-- START OF PROVIDED MATERIAL --

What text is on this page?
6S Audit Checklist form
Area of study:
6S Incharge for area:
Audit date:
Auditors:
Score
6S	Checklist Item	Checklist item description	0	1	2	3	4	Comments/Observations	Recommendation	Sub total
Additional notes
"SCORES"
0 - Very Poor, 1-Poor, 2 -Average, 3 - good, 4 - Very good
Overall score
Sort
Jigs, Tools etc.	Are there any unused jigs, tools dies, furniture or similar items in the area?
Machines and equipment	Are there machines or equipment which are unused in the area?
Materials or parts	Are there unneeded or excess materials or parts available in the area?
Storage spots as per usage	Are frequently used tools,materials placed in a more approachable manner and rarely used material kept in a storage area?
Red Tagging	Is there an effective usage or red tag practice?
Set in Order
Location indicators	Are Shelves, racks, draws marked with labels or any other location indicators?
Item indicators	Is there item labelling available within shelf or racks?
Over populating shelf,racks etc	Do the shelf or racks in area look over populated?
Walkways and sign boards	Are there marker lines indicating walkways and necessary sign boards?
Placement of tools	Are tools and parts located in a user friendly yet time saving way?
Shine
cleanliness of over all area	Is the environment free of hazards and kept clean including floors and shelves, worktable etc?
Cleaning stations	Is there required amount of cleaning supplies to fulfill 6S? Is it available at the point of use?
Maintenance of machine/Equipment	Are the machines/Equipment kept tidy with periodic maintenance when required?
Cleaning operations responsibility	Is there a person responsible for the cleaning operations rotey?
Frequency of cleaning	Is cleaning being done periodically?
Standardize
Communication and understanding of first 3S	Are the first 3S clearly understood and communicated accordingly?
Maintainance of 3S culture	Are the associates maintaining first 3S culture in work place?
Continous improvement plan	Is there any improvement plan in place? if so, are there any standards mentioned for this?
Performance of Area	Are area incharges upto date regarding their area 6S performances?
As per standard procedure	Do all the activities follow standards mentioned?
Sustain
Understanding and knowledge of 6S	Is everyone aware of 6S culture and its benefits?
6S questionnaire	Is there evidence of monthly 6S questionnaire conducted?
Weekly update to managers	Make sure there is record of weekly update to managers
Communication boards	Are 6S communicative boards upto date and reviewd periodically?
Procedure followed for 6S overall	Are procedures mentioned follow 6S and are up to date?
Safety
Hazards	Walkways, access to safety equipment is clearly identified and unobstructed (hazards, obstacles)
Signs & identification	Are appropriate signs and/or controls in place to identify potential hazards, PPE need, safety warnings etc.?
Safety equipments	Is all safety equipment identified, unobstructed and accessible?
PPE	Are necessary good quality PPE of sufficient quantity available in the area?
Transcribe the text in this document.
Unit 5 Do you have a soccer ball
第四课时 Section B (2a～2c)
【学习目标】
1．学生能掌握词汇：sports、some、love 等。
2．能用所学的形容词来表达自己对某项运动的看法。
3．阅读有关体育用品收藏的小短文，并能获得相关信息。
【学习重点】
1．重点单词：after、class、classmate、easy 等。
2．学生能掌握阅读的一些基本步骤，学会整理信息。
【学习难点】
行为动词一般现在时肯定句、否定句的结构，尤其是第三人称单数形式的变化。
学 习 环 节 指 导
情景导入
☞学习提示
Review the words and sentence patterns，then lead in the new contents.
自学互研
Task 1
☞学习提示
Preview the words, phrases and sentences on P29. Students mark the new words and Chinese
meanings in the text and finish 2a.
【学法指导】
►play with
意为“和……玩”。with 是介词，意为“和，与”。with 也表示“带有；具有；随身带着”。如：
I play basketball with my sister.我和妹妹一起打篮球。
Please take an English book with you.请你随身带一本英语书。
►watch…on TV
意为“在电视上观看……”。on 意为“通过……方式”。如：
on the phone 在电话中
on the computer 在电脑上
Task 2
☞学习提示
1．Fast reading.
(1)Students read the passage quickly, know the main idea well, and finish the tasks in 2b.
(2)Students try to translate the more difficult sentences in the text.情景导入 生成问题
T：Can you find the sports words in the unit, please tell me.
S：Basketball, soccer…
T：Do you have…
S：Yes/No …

-- END OF PROVIDED MATERIAL --

### YOUR OBJECTIVE
The data above must be returned in full, exactly as written.

### TASK RESPONSE
What text is on this page?
6S Audit Checklist form
Area of study:
6S Incharge for area:
Audit date:
Auditors:
Score
6S	Checklist Item	Checklist item description	0	1	2	3	4	Comments/Observations	Recommendation	Sub total
Additional notes
"SCORES"
0 - Very Poor, 1-Poor, 2 -Average, 3 - good, 4 - Very good
Overall score
Sort
Jigs, Tools etc.	Are there any unused jigs, tools dies, furniture or similar items in the area?
Machines and equipment	Are there machines or equipment which are unused in the area?
Materials or parts	Are there unneeded or excess materials or parts available in the area?
Storage spots as per usage	Are frequently used tools,materials placed in a more approachable manner and rarely used material kept in a storage area?
Red Tagging	Is there an effective usage or red tag practice?
Set in Order
Location indicators	Are Shelves, racks, draws marked with labels or any other location indicators?
Item indicators	Is there item labelling available within shelf or racks?
Over populating shelf,racks etc	Do the shelf or racks in area look over populated?
Walkways and sign boards	Are there marker lines indicating walkways and necessary sign boards?
Placement of tools	Are tools and parts located in a user friendly yet time saving way?
Shine
cleanliness of over all area	Is the environment free of hazards and kept clean including floors and shelves, worktable etc?
Cleaning stations	Is there required amount of cleaning supplies to fulfill 6S? Is it available at the point of use?
Maintenance of machine/Equipment	Are the machines/Equipment kept tidy with periodic maintenance when required?
Cleaning operations responsibility	Is there a person responsible for the cleaning operations rotey?
Frequency of cleaning	Is cleaning being done periodically?
Standardize
Communication and understanding of first 3S	Are the first 3S clearly understood and communicated accordingly?
Maintainance of 3S culture	Are the associates maintaining first 3S culture in work place?
Continous improvement plan	Is there any improvement plan in place? if so, are there any standards mentioned for this?
Performance of Area	Are area incharges upto date regarding their area 6S performances?
As per standard procedure	Do all the activities follow standards mentioned?
Sustain
Understanding and knowledge of 6S	Is everyone aware of 6S culture and its benefits?
6S questionnaire	Is there evidence of monthly 6S questionnaire conducted?
Weekly update to managers	Make sure there is record of weekly update to managers
Communication boards	Are 6S communicative boards upto date and reviewd periodically?
Procedure followed for 6S overall	Are procedures mentioned follow 6S and are up to date?
Safety
Hazards	Walkways, access to safety equipment is clearly identified and unobstructed (hazards, obstacles)
Signs & identification	Are appropriate signs and/or controls in place to identify potential hazards, PPE need, safety warnings etc.?
Safety equipments	Is all safety equipment identified, unobstructed and accessible?
PPE	Are necessary good quality PPE of sufficient quantity available in the area?
Transcribe the text in this document.
Unit 5 Do you have a soccer ball
第四课时 Section B (2a～2c)
【学习目标】
1．学生能掌握词汇：sports、some、love 等。
2．能用所学的形容词来表达自己对某项运动的看法。
3．阅读有关体育用品收藏的小短文，并能获得相关信息。
【学习重点】
1．重点单词：after、class、classmate、easy 等。
2．学生能掌握阅读的一些基本步骤，学会整理信息。
【学习难点】
行为动词一般现在时肯定句、否定句的结构，尤其是第三人称单数形式的变化。
学 习 环 节 指 导
情景导入
☞学习提示
Review the words and sentence patterns，then lead in the new contents.
自学互研
Task 1
☞学习提示
Preview the words, phrases and sentences on P29. Students mark the new words and Chinese
meanings in the text and finish 2a.
【学法指导】
►play with
意为“和……玩”。with 是介词，意为“和，与”。with 也表示“带有；具有；随身带着”。如：
I play basketball with my sister.我和妹妹一起打篮球。
Please take an English book with you.请你随身带一本英语书。
►watch…on TV
意为“在电视上观看……”。on 意为“通过……方式”。如：
on the phone 在电话中
on the computer 在电脑上
Task 2
☞学习提示
1．Fast reading.
(1)Students read the passage quickly, know the main idea well, and finish the tasks in 2b.
(2)Students try to translate the more difficult sentences in the text.情景导入 生成问题
T：Can you find the sports words in the unit, please tell me.
S：Basketball, soccer…
T：Do you have…
S：Yes/No …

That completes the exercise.